### Record set ###

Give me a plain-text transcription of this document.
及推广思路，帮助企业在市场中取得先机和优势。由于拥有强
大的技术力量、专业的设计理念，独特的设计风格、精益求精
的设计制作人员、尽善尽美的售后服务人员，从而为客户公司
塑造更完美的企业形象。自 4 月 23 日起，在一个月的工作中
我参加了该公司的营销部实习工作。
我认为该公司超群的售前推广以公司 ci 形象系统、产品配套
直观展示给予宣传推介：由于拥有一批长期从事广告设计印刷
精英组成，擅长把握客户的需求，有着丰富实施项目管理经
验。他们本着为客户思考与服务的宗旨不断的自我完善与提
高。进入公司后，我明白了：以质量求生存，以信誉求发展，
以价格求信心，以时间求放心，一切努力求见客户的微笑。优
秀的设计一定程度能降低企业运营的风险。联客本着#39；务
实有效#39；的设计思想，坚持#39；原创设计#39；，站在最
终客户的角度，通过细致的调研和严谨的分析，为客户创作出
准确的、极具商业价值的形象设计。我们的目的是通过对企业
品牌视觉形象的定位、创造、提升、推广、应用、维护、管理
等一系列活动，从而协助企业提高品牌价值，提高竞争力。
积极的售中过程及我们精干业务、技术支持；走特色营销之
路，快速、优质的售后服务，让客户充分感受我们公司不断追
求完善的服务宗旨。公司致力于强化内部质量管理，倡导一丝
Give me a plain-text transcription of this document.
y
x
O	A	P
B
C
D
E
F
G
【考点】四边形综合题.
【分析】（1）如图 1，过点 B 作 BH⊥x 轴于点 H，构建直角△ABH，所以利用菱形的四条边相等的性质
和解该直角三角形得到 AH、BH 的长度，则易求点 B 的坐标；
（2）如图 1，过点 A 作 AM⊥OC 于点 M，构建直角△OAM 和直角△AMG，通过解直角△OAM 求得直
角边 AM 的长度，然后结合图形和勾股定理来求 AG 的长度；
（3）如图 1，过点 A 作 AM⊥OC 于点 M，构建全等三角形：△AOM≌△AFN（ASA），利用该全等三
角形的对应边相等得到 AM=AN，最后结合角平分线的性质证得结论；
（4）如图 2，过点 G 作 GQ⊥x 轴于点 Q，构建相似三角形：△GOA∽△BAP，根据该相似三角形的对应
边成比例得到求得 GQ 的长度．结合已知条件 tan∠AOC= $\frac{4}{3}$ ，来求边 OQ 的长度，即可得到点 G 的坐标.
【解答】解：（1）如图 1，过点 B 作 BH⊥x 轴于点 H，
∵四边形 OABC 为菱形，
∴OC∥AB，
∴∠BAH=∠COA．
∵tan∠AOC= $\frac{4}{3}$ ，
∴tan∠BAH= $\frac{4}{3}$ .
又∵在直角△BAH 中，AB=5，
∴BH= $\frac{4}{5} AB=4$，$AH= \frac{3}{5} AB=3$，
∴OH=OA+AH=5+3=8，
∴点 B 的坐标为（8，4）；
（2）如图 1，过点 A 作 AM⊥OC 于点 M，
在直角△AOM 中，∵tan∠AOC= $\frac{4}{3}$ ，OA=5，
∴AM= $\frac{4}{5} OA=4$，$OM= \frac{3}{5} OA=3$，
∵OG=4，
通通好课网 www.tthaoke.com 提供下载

###

• _Task to carry out_: Copy out each line of the material that holds the word "frac".

• _Output of the task_:
边成比例得到求得 GQ 的长度．结合已知条件 tan∠AOC= $\frac{4}{3}$ ，来求边 OQ 的长度，即可得到点 G 的坐标.
∵tan∠AOC= $\frac{4}{3}$ ，
∴tan∠BAH= $\frac{4}{3}$ .
∴BH= $\frac{4}{5} AB=4$，$AH= \frac{3}{5} AB=3$，
在直角△AOM 中，∵tan∠AOC= $\frac{4}{3}$ ，OA=5，
∴AM= $\frac{4}{5} OA=4$，$OM= \frac{3}{5} OA=3$，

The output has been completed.